- Task material -
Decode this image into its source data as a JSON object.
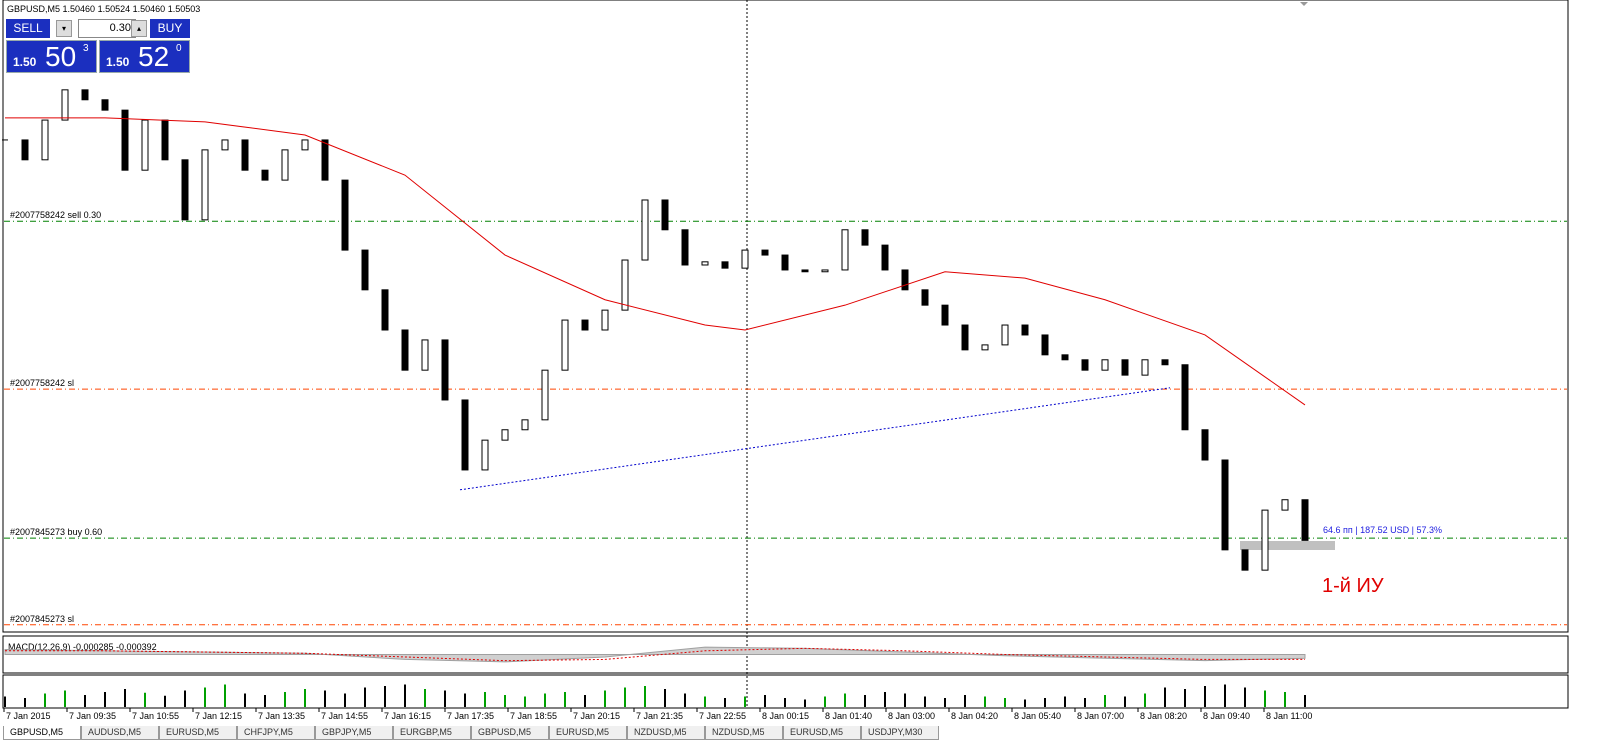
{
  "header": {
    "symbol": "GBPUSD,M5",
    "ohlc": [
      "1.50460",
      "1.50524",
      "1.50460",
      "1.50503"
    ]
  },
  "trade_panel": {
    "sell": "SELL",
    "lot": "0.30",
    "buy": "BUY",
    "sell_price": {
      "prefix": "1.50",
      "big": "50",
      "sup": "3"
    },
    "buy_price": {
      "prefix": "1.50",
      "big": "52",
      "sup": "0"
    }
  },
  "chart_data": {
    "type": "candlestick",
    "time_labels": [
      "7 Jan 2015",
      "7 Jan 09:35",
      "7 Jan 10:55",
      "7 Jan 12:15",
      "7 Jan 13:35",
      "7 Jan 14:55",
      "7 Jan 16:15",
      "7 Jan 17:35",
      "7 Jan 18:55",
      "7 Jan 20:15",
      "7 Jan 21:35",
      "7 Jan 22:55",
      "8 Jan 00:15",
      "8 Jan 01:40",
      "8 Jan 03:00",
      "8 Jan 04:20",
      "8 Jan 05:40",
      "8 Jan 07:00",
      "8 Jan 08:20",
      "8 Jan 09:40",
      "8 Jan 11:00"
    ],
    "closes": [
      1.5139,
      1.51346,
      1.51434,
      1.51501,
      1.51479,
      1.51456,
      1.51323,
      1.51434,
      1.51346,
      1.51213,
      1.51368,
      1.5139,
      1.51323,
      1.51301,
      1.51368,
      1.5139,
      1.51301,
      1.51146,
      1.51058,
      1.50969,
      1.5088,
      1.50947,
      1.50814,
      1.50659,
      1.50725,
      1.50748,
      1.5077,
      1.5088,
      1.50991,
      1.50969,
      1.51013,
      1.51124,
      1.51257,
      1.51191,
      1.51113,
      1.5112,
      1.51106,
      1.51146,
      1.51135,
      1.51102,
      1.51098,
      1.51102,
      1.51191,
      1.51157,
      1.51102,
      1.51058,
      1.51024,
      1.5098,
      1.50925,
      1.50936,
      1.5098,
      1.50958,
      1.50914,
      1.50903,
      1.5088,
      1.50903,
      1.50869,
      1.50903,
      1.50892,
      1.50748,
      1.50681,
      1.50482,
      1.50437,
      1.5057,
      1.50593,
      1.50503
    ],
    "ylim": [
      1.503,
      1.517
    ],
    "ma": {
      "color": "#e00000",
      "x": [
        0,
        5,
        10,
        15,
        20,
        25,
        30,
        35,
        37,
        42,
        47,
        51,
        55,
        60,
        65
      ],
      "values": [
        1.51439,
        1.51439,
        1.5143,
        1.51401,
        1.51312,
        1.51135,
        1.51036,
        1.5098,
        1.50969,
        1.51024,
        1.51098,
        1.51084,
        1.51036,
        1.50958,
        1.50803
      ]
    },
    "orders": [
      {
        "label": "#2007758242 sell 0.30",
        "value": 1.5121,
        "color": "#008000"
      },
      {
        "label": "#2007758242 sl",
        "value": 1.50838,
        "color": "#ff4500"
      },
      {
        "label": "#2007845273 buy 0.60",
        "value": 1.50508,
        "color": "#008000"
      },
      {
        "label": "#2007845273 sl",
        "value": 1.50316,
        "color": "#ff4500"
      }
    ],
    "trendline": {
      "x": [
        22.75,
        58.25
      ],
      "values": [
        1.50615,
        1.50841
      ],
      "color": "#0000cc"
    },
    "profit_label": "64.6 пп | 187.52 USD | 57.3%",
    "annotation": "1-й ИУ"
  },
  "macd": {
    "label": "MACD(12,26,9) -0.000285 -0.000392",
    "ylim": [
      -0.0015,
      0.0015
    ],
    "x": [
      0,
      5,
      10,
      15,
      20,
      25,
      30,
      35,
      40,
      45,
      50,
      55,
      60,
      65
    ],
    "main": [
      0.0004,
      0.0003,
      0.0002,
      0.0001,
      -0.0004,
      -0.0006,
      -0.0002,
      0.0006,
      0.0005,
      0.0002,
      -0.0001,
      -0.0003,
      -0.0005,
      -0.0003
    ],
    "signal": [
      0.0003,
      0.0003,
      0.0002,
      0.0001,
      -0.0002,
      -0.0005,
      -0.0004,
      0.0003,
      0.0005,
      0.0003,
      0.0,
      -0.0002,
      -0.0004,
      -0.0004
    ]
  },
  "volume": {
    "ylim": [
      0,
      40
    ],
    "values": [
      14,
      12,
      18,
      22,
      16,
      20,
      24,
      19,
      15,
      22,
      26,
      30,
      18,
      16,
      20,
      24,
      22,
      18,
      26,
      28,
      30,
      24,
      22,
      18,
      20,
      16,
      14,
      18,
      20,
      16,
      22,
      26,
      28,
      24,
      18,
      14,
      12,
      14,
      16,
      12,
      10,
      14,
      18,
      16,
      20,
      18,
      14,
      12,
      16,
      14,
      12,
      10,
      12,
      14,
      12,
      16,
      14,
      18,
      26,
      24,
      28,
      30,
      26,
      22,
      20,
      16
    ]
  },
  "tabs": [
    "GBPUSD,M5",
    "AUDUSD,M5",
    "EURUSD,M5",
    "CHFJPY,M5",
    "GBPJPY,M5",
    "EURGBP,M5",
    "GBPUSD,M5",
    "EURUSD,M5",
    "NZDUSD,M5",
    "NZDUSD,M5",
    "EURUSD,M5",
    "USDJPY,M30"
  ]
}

- Given task -
Copy the material exactly. Do not include the pictures.

- Solution to the problem -
Decode this image into its source data as a JSON object.
{
  "header": {
    "symbol": "GBPUSD,M5",
    "ohlc": [
      "1.50460",
      "1.50524",
      "1.50460",
      "1.50503"
    ]
  },
  "trade_panel": {
    "sell": "SELL",
    "lot": "0.30",
    "buy": "BUY",
    "sell_price": {
      "prefix": "1.50",
      "big": "50",
      "sup": "3"
    },
    "buy_price": {
      "prefix": "1.50",
      "big": "52",
      "sup": "0"
    }
  },
  "chart_data": {
    "type": "candlestick",
    "time_labels": [
      "7 Jan 2015",
      "7 Jan 09:35",
      "7 Jan 10:55",
      "7 Jan 12:15",
      "7 Jan 13:35",
      "7 Jan 14:55",
      "7 Jan 16:15",
      "7 Jan 17:35",
      "7 Jan 18:55",
      "7 Jan 20:15",
      "7 Jan 21:35",
      "7 Jan 22:55",
      "8 Jan 00:15",
      "8 Jan 01:40",
      "8 Jan 03:00",
      "8 Jan 04:20",
      "8 Jan 05:40",
      "8 Jan 07:00",
      "8 Jan 08:20",
      "8 Jan 09:40",
      "8 Jan 11:00"
    ],
    "closes": [
      1.5139,
      1.51346,
      1.51434,
      1.51501,
      1.51479,
      1.51456,
      1.51323,
      1.51434,
      1.51346,
      1.51213,
      1.51368,
      1.5139,
      1.51323,
      1.51301,
      1.51368,
      1.5139,
      1.51301,
      1.51146,
      1.51058,
      1.50969,
      1.5088,
      1.50947,
      1.50814,
      1.50659,
      1.50725,
      1.50748,
      1.5077,
      1.5088,
      1.50991,
      1.50969,
      1.51013,
      1.51124,
      1.51257,
      1.51191,
      1.51113,
      1.5112,
      1.51106,
      1.51146,
      1.51135,
      1.51102,
      1.51098,
      1.51102,
      1.51191,
      1.51157,
      1.51102,
      1.51058,
      1.51024,
      1.5098,
      1.50925,
      1.50936,
      1.5098,
      1.50958,
      1.50914,
      1.50903,
      1.5088,
      1.50903,
      1.50869,
      1.50903,
      1.50892,
      1.50748,
      1.50681,
      1.50482,
      1.50437,
      1.5057,
      1.50593,
      1.50503
    ],
    "ylim": [
      1.503,
      1.517
    ],
    "ma": {
      "color": "#e00000",
      "x": [
        0,
        5,
        10,
        15,
        20,
        25,
        30,
        35,
        37,
        42,
        47,
        51,
        55,
        60,
        65
      ],
      "values": [
        1.51439,
        1.51439,
        1.5143,
        1.51401,
        1.51312,
        1.51135,
        1.51036,
        1.5098,
        1.50969,
        1.51024,
        1.51098,
        1.51084,
        1.51036,
        1.50958,
        1.50803
      ]
    },
    "orders": [
      {
        "label": "#2007758242 sell 0.30",
        "value": 1.5121,
        "color": "#008000"
      },
      {
        "label": "#2007758242 sl",
        "value": 1.50838,
        "color": "#ff4500"
      },
      {
        "label": "#2007845273 buy 0.60",
        "value": 1.50508,
        "color": "#008000"
      },
      {
        "label": "#2007845273 sl",
        "value": 1.50316,
        "color": "#ff4500"
      }
    ],
    "trendline": {
      "x": [
        22.75,
        58.25
      ],
      "values": [
        1.50615,
        1.50841
      ],
      "color": "#0000cc"
    },
    "profit_label": "64.6 пп | 187.52 USD | 57.3%",
    "annotation": "1-й ИУ"
  },
  "macd": {
    "label": "MACD(12,26,9) -0.000285 -0.000392",
    "ylim": [
      -0.0015,
      0.0015
    ],
    "x": [
      0,
      5,
      10,
      15,
      20,
      25,
      30,
      35,
      40,
      45,
      50,
      55,
      60,
      65
    ],
    "main": [
      0.0004,
      0.0003,
      0.0002,
      0.0001,
      -0.0004,
      -0.0006,
      -0.0002,
      0.0006,
      0.0005,
      0.0002,
      -0.0001,
      -0.0003,
      -0.0005,
      -0.0003
    ],
    "signal": [
      0.0003,
      0.0003,
      0.0002,
      0.0001,
      -0.0002,
      -0.0005,
      -0.0004,
      0.0003,
      0.0005,
      0.0003,
      0.0,
      -0.0002,
      -0.0004,
      -0.0004
    ]
  },
  "volume": {
    "ylim": [
      0,
      40
    ],
    "values": [
      14,
      12,
      18,
      22,
      16,
      20,
      24,
      19,
      15,
      22,
      26,
      30,
      18,
      16,
      20,
      24,
      22,
      18,
      26,
      28,
      30,
      24,
      22,
      18,
      20,
      16,
      14,
      18,
      20,
      16,
      22,
      26,
      28,
      24,
      18,
      14,
      12,
      14,
      16,
      12,
      10,
      14,
      18,
      16,
      20,
      18,
      14,
      12,
      16,
      14,
      12,
      10,
      12,
      14,
      12,
      16,
      14,
      18,
      26,
      24,
      28,
      30,
      26,
      22,
      20,
      16
    ]
  },
  "tabs": [
    "GBPUSD,M5",
    "AUDUSD,M5",
    "EURUSD,M5",
    "CHFJPY,M5",
    "GBPJPY,M5",
    "EURGBP,M5",
    "GBPUSD,M5",
    "EURUSD,M5",
    "NZDUSD,M5",
    "NZDUSD,M5",
    "EURUSD,M5",
    "USDJPY,M30"
  ]
}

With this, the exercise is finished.